## Start Supplied entries

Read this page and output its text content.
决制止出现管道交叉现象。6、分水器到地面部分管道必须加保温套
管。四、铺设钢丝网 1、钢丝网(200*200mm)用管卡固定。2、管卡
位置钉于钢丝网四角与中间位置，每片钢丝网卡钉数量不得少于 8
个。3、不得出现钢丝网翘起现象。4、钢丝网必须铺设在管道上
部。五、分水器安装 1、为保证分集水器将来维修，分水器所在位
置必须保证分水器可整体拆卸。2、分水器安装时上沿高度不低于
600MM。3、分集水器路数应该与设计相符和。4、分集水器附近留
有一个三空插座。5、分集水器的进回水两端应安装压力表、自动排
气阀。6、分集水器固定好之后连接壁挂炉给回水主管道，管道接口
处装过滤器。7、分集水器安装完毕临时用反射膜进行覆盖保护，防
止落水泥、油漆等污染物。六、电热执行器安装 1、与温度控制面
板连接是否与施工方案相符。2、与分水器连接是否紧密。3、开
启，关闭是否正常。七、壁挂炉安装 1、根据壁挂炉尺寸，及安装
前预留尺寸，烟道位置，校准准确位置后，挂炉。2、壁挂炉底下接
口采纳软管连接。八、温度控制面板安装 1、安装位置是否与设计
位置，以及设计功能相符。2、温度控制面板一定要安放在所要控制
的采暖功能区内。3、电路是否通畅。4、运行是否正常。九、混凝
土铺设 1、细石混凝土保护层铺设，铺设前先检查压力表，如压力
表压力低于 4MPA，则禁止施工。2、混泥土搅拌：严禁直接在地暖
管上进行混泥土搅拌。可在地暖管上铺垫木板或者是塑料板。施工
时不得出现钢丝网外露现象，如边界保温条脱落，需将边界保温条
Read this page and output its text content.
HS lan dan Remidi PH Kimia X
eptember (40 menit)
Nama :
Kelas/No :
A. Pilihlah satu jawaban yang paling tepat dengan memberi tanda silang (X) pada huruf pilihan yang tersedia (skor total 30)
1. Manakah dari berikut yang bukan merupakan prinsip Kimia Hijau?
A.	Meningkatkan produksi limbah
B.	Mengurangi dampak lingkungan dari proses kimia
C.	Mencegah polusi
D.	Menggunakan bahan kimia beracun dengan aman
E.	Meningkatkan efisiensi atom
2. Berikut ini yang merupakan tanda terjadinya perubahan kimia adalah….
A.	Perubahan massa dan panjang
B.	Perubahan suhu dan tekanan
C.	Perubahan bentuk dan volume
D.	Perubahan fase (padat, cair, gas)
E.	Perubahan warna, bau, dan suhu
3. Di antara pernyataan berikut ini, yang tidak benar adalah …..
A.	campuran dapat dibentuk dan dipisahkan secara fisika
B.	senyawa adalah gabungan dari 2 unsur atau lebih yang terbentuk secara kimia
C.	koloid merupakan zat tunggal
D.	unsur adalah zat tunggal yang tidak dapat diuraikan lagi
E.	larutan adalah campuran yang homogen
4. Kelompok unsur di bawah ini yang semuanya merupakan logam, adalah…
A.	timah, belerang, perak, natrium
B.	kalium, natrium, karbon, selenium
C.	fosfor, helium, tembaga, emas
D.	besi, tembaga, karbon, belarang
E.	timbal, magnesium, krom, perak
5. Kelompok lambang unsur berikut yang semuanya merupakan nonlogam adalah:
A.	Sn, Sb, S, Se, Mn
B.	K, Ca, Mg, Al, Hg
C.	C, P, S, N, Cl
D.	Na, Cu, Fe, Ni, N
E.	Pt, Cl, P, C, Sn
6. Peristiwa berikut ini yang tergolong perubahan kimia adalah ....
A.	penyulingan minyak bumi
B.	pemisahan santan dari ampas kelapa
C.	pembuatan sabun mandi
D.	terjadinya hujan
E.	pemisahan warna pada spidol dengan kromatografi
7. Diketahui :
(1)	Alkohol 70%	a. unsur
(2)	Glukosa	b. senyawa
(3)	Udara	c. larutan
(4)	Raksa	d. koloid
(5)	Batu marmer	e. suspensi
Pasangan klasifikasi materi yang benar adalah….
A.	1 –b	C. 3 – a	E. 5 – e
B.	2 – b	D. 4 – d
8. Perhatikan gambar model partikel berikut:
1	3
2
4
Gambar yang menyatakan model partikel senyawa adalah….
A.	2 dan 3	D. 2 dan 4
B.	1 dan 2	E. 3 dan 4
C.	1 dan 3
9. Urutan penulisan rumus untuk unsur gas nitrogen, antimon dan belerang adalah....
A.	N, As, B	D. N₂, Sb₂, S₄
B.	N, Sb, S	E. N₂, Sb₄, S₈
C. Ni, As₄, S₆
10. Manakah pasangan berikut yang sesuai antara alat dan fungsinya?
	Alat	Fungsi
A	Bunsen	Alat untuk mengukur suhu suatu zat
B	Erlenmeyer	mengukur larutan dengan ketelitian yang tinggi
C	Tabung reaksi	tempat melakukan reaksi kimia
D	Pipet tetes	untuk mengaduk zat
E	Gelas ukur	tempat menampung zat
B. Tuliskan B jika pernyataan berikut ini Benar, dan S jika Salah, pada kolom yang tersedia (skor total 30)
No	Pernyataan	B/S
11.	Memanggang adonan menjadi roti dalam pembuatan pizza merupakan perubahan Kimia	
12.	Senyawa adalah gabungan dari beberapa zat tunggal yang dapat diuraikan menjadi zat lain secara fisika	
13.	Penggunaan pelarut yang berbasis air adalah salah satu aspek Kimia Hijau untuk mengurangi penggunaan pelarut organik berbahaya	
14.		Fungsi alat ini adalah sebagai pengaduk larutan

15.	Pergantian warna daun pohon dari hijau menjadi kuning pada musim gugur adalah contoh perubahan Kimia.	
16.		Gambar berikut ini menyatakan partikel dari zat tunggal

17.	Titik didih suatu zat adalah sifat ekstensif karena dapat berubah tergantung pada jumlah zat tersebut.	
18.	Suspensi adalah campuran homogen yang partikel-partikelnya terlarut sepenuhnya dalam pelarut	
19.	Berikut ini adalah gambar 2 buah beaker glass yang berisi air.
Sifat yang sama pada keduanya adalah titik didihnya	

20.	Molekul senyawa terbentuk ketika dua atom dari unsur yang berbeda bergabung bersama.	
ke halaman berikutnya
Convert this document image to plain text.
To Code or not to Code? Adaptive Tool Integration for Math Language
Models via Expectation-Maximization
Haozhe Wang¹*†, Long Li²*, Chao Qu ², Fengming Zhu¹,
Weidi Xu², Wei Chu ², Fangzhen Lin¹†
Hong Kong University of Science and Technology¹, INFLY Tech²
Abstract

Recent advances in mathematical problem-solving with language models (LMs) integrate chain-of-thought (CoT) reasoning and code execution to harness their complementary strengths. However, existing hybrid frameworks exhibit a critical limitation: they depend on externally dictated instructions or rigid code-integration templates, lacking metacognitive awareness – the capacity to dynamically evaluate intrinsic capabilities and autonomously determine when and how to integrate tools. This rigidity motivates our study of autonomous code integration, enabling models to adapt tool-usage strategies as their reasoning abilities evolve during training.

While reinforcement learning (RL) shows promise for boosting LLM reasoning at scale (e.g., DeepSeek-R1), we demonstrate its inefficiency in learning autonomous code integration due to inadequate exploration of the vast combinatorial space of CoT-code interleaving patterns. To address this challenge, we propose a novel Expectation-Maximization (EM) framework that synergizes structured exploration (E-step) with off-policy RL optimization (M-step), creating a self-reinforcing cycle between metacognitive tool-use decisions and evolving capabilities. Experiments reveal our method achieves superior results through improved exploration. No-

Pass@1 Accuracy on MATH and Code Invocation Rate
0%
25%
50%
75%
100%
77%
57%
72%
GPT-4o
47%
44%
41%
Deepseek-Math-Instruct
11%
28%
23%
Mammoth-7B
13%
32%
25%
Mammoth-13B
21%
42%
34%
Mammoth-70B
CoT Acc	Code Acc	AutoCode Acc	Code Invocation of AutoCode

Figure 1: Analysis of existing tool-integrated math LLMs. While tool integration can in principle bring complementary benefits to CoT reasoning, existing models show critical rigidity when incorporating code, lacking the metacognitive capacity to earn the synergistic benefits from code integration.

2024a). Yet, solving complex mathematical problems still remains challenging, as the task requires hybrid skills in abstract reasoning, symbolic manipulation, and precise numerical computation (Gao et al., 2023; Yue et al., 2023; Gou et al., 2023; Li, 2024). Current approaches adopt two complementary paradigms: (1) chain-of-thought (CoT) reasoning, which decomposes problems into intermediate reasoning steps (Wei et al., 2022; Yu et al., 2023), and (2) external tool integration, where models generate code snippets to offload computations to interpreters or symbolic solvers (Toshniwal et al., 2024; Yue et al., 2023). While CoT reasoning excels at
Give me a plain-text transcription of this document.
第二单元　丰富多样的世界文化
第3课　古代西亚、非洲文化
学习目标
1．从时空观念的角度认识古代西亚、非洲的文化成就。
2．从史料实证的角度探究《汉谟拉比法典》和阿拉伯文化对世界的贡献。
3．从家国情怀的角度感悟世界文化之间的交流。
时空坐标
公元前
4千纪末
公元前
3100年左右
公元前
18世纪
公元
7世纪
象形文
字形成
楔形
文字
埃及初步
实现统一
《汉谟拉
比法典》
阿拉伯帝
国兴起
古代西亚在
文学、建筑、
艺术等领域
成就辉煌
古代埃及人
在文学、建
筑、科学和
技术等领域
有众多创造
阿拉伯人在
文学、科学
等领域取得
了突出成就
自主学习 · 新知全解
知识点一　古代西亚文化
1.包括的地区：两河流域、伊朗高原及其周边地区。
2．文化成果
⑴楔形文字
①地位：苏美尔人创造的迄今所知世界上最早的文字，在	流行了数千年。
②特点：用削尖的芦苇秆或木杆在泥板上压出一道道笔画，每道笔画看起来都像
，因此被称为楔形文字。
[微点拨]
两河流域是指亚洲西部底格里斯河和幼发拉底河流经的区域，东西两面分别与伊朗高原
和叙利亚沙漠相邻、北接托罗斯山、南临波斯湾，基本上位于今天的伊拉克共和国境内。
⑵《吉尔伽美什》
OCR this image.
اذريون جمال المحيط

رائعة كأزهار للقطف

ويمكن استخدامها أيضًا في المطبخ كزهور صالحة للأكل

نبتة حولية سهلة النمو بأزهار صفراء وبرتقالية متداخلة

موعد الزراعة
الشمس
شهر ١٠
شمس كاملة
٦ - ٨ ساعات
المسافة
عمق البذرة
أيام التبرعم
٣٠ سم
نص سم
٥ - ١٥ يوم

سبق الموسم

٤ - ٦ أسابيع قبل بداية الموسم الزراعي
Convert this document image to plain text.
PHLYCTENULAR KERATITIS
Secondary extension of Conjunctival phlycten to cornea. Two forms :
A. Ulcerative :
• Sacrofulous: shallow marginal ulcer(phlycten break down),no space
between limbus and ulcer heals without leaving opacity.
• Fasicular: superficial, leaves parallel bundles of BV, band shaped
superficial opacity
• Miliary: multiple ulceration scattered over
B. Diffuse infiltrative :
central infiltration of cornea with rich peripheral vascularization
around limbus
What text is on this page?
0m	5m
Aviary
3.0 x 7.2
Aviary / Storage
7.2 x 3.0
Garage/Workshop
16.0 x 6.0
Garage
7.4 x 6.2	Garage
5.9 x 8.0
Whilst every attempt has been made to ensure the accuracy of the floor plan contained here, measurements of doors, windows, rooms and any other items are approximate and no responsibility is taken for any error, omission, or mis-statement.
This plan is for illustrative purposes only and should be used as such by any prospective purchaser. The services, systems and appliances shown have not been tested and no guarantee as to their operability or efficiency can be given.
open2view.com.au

## End Supplied entries

Work to complete:
Only lines with the string "secara" belong in your answer; copy each one.

Solved exercise:
A.	campuran dapat dibentuk dan dipisahkan secara fisika
B.	senyawa adalah gabungan dari 2 unsur atau lebih yang terbentuk secara kimia
12.	Senyawa adalah gabungan dari beberapa zat tunggal yang dapat diuraikan menjadi zat lain secara fisika	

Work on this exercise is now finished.